[Data items]
* * *

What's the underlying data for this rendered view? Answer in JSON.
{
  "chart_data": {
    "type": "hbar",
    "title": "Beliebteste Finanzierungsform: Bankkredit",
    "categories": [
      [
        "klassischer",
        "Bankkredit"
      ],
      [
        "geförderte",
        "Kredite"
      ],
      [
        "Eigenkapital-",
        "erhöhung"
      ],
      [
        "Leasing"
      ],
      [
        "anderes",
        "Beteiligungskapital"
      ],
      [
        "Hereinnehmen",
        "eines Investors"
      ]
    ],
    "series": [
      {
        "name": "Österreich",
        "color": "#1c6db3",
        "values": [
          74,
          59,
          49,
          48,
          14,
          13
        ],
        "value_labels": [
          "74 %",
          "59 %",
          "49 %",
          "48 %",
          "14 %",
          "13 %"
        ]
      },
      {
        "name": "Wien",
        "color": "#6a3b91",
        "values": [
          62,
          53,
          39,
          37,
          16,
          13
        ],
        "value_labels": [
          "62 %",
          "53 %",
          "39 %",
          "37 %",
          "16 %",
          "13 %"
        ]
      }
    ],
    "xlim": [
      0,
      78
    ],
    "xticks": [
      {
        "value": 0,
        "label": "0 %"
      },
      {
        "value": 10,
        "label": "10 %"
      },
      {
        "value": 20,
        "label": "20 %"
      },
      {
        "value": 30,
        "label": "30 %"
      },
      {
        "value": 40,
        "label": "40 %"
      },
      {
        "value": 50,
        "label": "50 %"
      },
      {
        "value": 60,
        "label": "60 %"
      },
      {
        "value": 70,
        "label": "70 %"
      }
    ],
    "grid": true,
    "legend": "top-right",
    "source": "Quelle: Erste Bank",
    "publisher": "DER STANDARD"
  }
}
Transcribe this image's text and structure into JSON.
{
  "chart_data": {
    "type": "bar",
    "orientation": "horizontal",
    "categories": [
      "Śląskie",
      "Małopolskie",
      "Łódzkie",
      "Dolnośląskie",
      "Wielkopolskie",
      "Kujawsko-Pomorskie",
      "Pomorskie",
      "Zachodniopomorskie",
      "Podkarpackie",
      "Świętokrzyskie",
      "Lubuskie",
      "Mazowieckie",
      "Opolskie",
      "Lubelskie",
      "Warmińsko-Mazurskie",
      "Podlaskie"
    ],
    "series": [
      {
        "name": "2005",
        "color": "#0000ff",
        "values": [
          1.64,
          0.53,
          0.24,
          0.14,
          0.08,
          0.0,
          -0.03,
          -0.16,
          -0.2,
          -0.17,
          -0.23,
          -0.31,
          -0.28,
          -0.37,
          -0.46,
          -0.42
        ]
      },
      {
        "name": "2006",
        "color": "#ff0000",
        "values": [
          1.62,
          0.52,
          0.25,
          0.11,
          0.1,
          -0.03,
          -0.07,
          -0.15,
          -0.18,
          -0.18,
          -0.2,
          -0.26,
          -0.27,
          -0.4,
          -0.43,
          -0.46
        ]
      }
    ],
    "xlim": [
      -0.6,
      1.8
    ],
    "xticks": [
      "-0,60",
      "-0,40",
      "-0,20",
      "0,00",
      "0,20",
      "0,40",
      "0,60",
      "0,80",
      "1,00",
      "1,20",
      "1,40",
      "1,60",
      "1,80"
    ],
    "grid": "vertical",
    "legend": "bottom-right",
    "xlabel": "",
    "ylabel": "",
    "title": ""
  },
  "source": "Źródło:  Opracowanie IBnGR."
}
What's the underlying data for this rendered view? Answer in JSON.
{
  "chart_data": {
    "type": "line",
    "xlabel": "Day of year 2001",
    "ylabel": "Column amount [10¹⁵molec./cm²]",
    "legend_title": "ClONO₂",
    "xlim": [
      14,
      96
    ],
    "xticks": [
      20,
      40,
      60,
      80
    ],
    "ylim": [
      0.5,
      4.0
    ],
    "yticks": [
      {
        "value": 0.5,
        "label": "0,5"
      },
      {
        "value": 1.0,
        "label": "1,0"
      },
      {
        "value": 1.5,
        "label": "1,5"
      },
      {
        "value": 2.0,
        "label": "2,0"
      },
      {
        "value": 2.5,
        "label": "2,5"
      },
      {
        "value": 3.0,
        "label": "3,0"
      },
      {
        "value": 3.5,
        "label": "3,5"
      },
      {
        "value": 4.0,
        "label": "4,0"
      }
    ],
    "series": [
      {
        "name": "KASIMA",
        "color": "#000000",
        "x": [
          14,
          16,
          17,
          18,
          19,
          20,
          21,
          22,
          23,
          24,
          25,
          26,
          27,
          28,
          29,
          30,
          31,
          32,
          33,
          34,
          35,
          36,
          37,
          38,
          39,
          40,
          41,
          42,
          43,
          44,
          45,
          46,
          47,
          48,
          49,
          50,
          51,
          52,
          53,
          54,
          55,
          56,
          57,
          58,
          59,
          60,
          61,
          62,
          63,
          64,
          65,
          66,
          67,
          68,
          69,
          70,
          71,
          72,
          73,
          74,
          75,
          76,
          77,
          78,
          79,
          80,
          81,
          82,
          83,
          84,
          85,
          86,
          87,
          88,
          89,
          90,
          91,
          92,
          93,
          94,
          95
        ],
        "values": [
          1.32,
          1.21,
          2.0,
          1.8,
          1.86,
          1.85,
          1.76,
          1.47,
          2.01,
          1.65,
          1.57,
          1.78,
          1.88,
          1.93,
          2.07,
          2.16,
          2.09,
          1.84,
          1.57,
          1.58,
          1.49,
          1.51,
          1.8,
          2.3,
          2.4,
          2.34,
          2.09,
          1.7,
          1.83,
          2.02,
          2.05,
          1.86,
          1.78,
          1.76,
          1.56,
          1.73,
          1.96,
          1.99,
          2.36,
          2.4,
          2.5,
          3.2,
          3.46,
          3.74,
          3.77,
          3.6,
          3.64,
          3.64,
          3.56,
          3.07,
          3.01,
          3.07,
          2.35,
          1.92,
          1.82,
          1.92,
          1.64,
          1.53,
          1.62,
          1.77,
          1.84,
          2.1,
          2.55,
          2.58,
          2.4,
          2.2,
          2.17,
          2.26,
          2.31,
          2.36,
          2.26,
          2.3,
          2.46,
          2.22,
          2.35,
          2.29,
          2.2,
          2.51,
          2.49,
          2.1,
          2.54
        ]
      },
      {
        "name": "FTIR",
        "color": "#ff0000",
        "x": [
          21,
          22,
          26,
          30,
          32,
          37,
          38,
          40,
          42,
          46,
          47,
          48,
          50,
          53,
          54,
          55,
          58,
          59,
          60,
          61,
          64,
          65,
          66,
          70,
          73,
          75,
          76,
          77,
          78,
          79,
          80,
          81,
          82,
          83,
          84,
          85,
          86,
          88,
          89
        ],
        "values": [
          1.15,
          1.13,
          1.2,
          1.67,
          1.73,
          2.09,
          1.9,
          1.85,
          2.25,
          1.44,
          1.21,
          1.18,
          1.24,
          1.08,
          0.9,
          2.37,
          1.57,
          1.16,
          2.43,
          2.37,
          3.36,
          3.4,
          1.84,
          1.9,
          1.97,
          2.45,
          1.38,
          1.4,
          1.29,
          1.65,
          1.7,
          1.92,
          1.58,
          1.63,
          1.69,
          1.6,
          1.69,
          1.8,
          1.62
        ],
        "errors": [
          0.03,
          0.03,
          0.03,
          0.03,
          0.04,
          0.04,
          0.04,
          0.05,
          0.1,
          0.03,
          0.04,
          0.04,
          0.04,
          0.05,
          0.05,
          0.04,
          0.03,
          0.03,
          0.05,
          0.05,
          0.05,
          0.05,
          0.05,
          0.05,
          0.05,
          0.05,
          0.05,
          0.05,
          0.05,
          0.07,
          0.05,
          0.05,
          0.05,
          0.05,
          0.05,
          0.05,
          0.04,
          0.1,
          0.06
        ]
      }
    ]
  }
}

* * *

**What this task involves:**
Reproduce the entire listing word for word.

**The output:**
What's the underlying data for this rendered view? Answer in JSON.
{
  "chart_data": {
    "type": "hbar",
    "title": "Beliebteste Finanzierungsform: Bankkredit",
    "categories": [
      [
        "klassischer",
        "Bankkredit"
      ],
      [
        "geförderte",
        "Kredite"
      ],
      [
        "Eigenkapital-",
        "erhöhung"
      ],
      [
        "Leasing"
      ],
      [
        "anderes",
        "Beteiligungskapital"
      ],
      [
        "Hereinnehmen",
        "eines Investors"
      ]
    ],
    "series": [
      {
        "name": "Österreich",
        "color": "#1c6db3",
        "values": [
          74,
          59,
          49,
          48,
          14,
          13
        ],
        "value_labels": [
          "74 %",
          "59 %",
          "49 %",
          "48 %",
          "14 %",
          "13 %"
        ]
      },
      {
        "name": "Wien",
        "color": "#6a3b91",
        "values": [
          62,
          53,
          39,
          37,
          16,
          13
        ],
        "value_labels": [
          "62 %",
          "53 %",
          "39 %",
          "37 %",
          "16 %",
          "13 %"
        ]
      }
    ],
    "xlim": [
      0,
      78
    ],
    "xticks": [
      {
        "value": 0,
        "label": "0 %"
      },
      {
        "value": 10,
        "label": "10 %"
      },
      {
        "value": 20,
        "label": "20 %"
      },
      {
        "value": 30,
        "label": "30 %"
      },
      {
        "value": 40,
        "label": "40 %"
      },
      {
        "value": 50,
        "label": "50 %"
      },
      {
        "value": 60,
        "label": "60 %"
      },
      {
        "value": 70,
        "label": "70 %"
      }
    ],
    "grid": true,
    "legend": "top-right",
    "source": "Quelle: Erste Bank",
    "publisher": "DER STANDARD"
  }
}
Transcribe this image's text and structure into JSON.
{
  "chart_data": {
    "type": "bar",
    "orientation": "horizontal",
    "categories": [
      "Śląskie",
      "Małopolskie",
      "Łódzkie",
      "Dolnośląskie",
      "Wielkopolskie",
      "Kujawsko-Pomorskie",
      "Pomorskie",
      "Zachodniopomorskie",
      "Podkarpackie",
      "Świętokrzyskie",
      "Lubuskie",
      "Mazowieckie",
      "Opolskie",
      "Lubelskie",
      "Warmińsko-Mazurskie",
      "Podlaskie"
    ],
    "series": [
      {
        "name": "2005",
        "color": "#0000ff",
        "values": [
          1.64,
          0.53,
          0.24,
          0.14,
          0.08,
          0.0,
          -0.03,
          -0.16,
          -0.2,
          -0.17,
          -0.23,
          -0.31,
          -0.28,
          -0.37,
          -0.46,
          -0.42
        ]
      },
      {
        "name": "2006",
        "color": "#ff0000",
        "values": [
          1.62,
          0.52,
          0.25,
          0.11,
          0.1,
          -0.03,
          -0.07,
          -0.15,
          -0.18,
          -0.18,
          -0.2,
          -0.26,
          -0.27,
          -0.4,
          -0.43,
          -0.46
        ]
      }
    ],
    "xlim": [
      -0.6,
      1.8
    ],
    "xticks": [
      "-0,60",
      "-0,40",
      "-0,20",
      "0,00",
      "0,20",
      "0,40",
      "0,60",
      "0,80",
      "1,00",
      "1,20",
      "1,40",
      "1,60",
      "1,80"
    ],
    "grid": "vertical",
    "legend": "bottom-right",
    "xlabel": "",
    "ylabel": "",
    "title": ""
  },
  "source": "Źródło:  Opracowanie IBnGR."
}
What's the underlying data for this rendered view? Answer in JSON.
{
  "chart_data": {
    "type": "line",
    "xlabel": "Day of year 2001",
    "ylabel": "Column amount [10¹⁵molec./cm²]",
    "legend_title": "ClONO₂",
    "xlim": [
      14,
      96
    ],
    "xticks": [
      20,
      40,
      60,
      80
    ],
    "ylim": [
      0.5,
      4.0
    ],
    "yticks": [
      {
        "value": 0.5,
        "label": "0,5"
      },
      {
        "value": 1.0,
        "label": "1,0"
      },
      {
        "value": 1.5,
        "label": "1,5"
      },
      {
        "value": 2.0,
        "label": "2,0"
      },
      {
        "value": 2.5,
        "label": "2,5"
      },
      {
        "value": 3.0,
        "label": "3,0"
      },
      {
        "value": 3.5,
        "label": "3,5"
      },
      {
        "value": 4.0,
        "label": "4,0"
      }
    ],
    "series": [
      {
        "name": "KASIMA",
        "color": "#000000",
        "x": [
          14,
          16,
          17,
          18,
          19,
          20,
          21,
          22,
          23,
          24,
          25,
          26,
          27,
          28,
          29,
          30,
          31,
          32,
          33,
          34,
          35,
          36,
          37,
          38,
          39,
          40,
          41,
          42,
          43,
          44,
          45,
          46,
          47,
          48,
          49,
          50,
          51,
          52,
          53,
          54,
          55,
          56,
          57,
          58,
          59,
          60,
          61,
          62,
          63,
          64,
          65,
          66,
          67,
          68,
          69,
          70,
          71,
          72,
          73,
          74,
          75,
          76,
          77,
          78,
          79,
          80,
          81,
          82,
          83,
          84,
          85,
          86,
          87,
          88,
          89,
          90,
          91,
          92,
          93,
          94,
          95
        ],
        "values": [
          1.32,
          1.21,
          2.0,
          1.8,
          1.86,
          1.85,
          1.76,
          1.47,
          2.01,
          1.65,
          1.57,
          1.78,
          1.88,
          1.93,
          2.07,
          2.16,
          2.09,
          1.84,
          1.57,
          1.58,
          1.49,
          1.51,
          1.8,
          2.3,
          2.4,
          2.34,
          2.09,
          1.7,
          1.83,
          2.02,
          2.05,
          1.86,
          1.78,
          1.76,
          1.56,
          1.73,
          1.96,
          1.99,
          2.36,
          2.4,
          2.5,
          3.2,
          3.46,
          3.74,
          3.77,
          3.6,
          3.64,
          3.64,
          3.56,
          3.07,
          3.01,
          3.07,
          2.35,
          1.92,
          1.82,
          1.92,
          1.64,
          1.53,
          1.62,
          1.77,
          1.84,
          2.1,
          2.55,
          2.58,
          2.4,
          2.2,
          2.17,
          2.26,
          2.31,
          2.36,
          2.26,
          2.3,
          2.46,
          2.22,
          2.35,
          2.29,
          2.2,
          2.51,
          2.49,
          2.1,
          2.54
        ]
      },
      {
        "name": "FTIR",
        "color": "#ff0000",
        "x": [
          21,
          22,
          26,
          30,
          32,
          37,
          38,
          40,
          42,
          46,
          47,
          48,
          50,
          53,
          54,
          55,
          58,
          59,
          60,
          61,
          64,
          65,
          66,
          70,
          73,
          75,
          76,
          77,
          78,
          79,
          80,
          81,
          82,
          83,
          84,
          85,
          86,
          88,
          89
        ],
        "values": [
          1.15,
          1.13,
          1.2,
          1.67,
          1.73,
          2.09,
          1.9,
          1.85,
          2.25,
          1.44,
          1.21,
          1.18,
          1.24,
          1.08,
          0.9,
          2.37,
          1.57,
          1.16,
          2.43,
          2.37,
          3.36,
          3.4,
          1.84,
          1.9,
          1.97,
          2.45,
          1.38,
          1.4,
          1.29,
          1.65,
          1.7,
          1.92,
          1.58,
          1.63,
          1.69,
          1.6,
          1.69,
          1.8,
          1.62
        ],
        "errors": [
          0.03,
          0.03,
          0.03,
          0.03,
          0.04,
          0.04,
          0.04,
          0.05,
          0.1,
          0.03,
          0.04,
          0.04,
          0.04,
          0.05,
          0.05,
          0.04,
          0.03,
          0.03,
          0.05,
          0.05,
          0.05,
          0.05,
          0.05,
          0.05,
          0.05,
          0.05,
          0.05,
          0.05,
          0.05,
          0.07,
          0.05,
          0.05,
          0.05,
          0.05,
          0.05,
          0.05,
          0.04,
          0.1,
          0.06
        ]
      }
    ]
  }
}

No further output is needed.